▶ What you have to do: Return each line containing "распределительной".

▶ Task inputs:

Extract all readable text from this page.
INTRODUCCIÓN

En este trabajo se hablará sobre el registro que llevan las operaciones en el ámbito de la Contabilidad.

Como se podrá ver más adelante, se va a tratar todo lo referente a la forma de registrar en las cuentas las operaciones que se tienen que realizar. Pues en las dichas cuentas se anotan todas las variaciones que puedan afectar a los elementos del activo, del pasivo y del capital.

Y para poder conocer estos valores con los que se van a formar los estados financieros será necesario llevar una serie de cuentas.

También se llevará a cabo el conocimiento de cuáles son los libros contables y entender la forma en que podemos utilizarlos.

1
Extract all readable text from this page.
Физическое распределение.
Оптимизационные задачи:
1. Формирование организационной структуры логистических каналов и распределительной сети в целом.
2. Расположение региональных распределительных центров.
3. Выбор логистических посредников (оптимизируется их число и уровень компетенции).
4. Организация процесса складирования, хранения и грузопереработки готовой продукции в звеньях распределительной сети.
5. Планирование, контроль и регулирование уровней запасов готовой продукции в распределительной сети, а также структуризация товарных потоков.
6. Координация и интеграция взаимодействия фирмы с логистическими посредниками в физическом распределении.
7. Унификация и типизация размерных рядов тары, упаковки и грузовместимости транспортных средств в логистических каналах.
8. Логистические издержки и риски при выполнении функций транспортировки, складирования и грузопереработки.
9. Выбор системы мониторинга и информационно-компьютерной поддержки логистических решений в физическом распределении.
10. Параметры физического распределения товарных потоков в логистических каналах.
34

---

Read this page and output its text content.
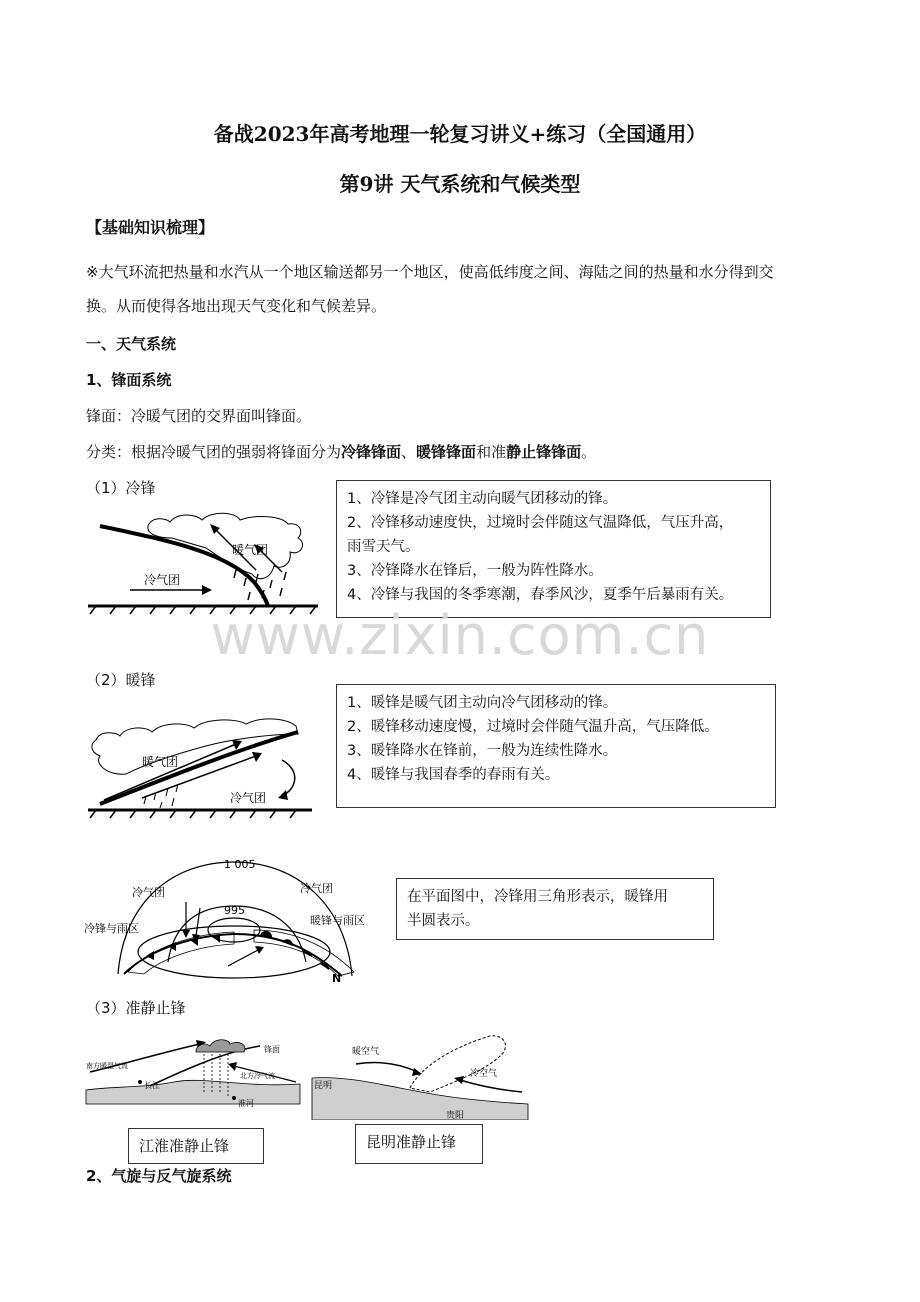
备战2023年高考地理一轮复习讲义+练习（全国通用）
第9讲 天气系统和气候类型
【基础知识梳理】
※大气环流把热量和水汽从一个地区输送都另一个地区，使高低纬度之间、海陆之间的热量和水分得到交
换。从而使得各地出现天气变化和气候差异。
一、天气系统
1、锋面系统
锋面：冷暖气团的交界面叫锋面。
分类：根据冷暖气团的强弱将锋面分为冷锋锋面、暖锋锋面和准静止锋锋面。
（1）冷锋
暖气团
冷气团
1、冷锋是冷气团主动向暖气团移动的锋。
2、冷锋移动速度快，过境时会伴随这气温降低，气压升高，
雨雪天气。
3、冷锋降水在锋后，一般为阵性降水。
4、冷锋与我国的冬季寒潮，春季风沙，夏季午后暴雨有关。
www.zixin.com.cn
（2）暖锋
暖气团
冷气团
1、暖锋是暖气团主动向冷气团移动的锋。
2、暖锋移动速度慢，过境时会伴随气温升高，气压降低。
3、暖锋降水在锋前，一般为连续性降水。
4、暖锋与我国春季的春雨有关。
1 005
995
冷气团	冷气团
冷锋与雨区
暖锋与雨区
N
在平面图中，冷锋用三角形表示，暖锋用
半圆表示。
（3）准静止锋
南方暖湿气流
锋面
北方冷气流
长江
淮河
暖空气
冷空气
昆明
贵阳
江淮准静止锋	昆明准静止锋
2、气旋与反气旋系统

--

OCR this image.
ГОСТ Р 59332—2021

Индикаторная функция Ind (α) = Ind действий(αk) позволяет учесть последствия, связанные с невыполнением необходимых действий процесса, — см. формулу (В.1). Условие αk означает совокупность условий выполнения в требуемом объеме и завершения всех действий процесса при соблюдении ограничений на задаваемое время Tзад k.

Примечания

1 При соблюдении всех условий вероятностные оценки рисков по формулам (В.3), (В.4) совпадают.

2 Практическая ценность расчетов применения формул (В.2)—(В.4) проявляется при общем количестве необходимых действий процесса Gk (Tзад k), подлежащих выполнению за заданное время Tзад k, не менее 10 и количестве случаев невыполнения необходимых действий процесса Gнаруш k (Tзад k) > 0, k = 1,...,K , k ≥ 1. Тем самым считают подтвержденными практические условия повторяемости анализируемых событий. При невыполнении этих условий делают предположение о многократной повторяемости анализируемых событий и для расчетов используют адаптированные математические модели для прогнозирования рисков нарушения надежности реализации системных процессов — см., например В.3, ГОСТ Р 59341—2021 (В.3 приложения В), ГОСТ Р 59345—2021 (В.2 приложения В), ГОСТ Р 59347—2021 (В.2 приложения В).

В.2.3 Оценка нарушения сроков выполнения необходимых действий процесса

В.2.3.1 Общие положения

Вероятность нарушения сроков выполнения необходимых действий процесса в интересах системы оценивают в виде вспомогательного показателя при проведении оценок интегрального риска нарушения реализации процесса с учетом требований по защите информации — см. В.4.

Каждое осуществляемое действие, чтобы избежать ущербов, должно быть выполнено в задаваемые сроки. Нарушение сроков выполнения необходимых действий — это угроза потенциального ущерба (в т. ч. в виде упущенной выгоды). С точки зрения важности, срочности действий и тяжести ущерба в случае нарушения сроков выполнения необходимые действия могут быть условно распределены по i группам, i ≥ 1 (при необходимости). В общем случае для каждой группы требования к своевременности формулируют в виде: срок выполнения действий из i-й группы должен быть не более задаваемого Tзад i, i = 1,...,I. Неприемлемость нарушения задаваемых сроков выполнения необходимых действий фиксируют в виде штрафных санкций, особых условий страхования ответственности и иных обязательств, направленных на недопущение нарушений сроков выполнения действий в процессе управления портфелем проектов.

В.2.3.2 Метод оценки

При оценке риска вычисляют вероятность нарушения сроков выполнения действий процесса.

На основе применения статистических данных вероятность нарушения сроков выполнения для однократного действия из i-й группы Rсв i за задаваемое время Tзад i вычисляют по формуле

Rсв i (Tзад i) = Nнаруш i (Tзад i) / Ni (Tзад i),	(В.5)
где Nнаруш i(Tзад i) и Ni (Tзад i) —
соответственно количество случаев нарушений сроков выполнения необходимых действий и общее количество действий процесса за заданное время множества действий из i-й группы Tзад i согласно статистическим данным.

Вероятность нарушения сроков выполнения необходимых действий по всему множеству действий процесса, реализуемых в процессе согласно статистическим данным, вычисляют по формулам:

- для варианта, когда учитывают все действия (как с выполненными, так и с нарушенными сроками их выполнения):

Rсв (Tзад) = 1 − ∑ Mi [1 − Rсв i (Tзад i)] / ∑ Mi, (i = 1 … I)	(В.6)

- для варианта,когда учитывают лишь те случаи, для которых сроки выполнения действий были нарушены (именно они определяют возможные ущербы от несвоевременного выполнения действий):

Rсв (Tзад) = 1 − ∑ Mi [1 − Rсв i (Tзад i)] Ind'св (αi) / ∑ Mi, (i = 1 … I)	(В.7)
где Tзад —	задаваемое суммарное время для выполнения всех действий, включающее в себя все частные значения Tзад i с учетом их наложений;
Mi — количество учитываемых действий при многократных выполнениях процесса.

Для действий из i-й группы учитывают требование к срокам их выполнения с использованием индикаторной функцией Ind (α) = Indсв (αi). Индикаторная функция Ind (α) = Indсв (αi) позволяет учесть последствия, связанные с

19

▶ Task result:
1. Формирование организационной структуры логистических каналов и распределительной сети в целом.
4. Организация процесса складирования, хранения и грузопереработки готовой продукции в звеньях распределительной сети.
5. Планирование, контроль и регулирование уровней запасов готовой продукции в распределительной сети, а также структуризация товарных потоков.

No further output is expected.